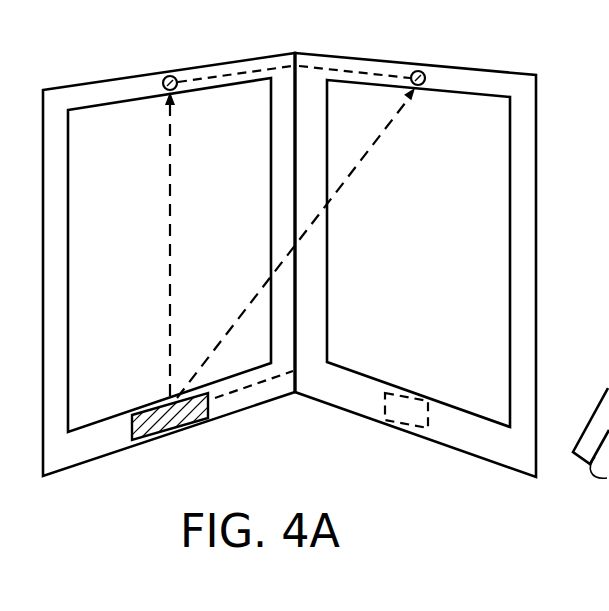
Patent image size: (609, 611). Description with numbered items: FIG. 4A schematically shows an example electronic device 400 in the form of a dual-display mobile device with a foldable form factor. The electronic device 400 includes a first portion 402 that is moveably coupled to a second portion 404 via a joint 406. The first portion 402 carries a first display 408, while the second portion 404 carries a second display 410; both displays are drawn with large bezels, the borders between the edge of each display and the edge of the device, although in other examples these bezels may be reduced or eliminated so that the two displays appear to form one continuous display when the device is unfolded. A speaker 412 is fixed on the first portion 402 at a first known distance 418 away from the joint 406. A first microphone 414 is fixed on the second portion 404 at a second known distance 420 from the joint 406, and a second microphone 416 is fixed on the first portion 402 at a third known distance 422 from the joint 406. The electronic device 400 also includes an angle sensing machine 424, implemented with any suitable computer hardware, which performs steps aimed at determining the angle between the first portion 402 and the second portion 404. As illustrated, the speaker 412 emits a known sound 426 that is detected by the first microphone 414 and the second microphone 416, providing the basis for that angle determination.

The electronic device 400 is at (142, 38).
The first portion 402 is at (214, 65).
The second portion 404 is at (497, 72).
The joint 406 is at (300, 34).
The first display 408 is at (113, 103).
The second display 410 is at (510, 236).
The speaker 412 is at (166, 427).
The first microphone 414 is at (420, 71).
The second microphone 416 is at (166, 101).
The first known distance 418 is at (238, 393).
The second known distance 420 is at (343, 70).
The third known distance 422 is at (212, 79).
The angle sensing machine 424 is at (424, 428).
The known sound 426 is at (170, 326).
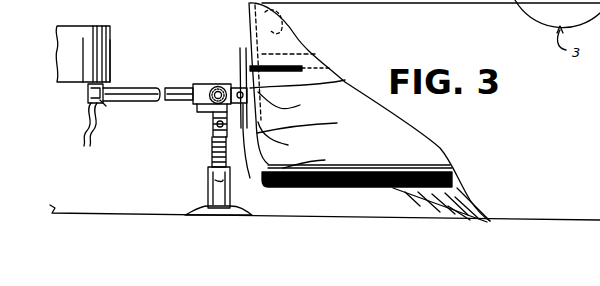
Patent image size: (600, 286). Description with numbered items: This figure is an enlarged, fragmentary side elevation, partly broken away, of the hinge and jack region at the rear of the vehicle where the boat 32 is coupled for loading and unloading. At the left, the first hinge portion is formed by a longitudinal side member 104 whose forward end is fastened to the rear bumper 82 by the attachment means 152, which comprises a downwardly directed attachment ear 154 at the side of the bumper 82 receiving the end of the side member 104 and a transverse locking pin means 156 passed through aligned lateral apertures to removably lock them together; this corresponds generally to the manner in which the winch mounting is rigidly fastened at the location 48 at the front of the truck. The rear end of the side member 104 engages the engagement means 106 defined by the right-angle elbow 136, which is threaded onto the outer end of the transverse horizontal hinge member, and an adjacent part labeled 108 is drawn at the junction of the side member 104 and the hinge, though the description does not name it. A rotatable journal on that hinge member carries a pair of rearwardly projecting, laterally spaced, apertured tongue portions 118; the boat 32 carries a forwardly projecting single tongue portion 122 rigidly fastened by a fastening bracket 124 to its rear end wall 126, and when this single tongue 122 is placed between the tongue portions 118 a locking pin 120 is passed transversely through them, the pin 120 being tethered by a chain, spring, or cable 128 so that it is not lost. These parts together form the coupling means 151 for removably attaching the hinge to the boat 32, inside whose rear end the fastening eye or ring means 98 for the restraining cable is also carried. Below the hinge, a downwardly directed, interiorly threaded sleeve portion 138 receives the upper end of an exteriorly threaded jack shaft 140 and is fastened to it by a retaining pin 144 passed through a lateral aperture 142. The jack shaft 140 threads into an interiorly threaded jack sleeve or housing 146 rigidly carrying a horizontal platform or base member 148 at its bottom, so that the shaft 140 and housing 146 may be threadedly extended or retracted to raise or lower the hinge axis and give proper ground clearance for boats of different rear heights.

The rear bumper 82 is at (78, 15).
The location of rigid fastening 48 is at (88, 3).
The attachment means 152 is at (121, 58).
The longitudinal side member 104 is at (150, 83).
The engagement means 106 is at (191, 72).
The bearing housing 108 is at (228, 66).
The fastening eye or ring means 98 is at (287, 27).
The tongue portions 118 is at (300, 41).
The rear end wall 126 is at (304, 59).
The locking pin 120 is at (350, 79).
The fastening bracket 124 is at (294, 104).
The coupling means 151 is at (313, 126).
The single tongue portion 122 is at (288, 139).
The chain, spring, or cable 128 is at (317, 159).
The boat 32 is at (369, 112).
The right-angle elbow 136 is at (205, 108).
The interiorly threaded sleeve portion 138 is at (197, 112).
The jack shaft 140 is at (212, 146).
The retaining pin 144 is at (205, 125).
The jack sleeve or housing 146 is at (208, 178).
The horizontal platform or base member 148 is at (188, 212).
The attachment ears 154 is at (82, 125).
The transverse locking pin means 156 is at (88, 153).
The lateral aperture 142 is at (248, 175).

| WHAT NEEDS TO BE DONE |
Rewrite the rows from their start up to and including the line with "The speaker 412 is at (166, 427).", replacing "foldable" with "hinged" and leaving everything else unchanged. Omit the pictures from your answer.

| WRITTEN REPLY |
Patent image size: (609, 611). Description with numbered items: FIG. 4A schematically shows an example electronic device 400 in the form of a dual-display mobile device with a hinged form factor. The electronic device 400 includes a first portion 402 that is moveably coupled to a second portion 404 via a joint 406. The first portion 402 carries a first display 408, while the second portion 404 carries a second display 410; both displays are drawn with large bezels, the borders between the edge of each display and the edge of the device, although in other examples these bezels may be reduced or eliminated so that the two displays appear to form one continuous display when the device is unfolded. A speaker 412 is fixed on the first portion 402 at a first known distance 418 away from the joint 406. A first microphone 414 is fixed on the second portion 404 at a second known distance 420 from the joint 406, and a second microphone 416 is fixed on the first portion 402 at a third known distance 422 from the joint 406. The electronic device 400 also includes an angle sensing machine 424, implemented with any suitable computer hardware, which performs steps aimed at determining the angle between the first portion 402 and the second portion 404. As illustrated, the speaker 412 emits a known sound 426 that is detected by the first microphone 414 and the second microphone 416, providing the basis for that angle determination.

The electronic device 400 is at (142, 38).
The first portion 402 is at (214, 65).
The second portion 404 is at (497, 72).
The joint 406 is at (300, 34).
The first display 408 is at (113, 103).
The second display 410 is at (510, 236).
The speaker 412 is at (166, 427).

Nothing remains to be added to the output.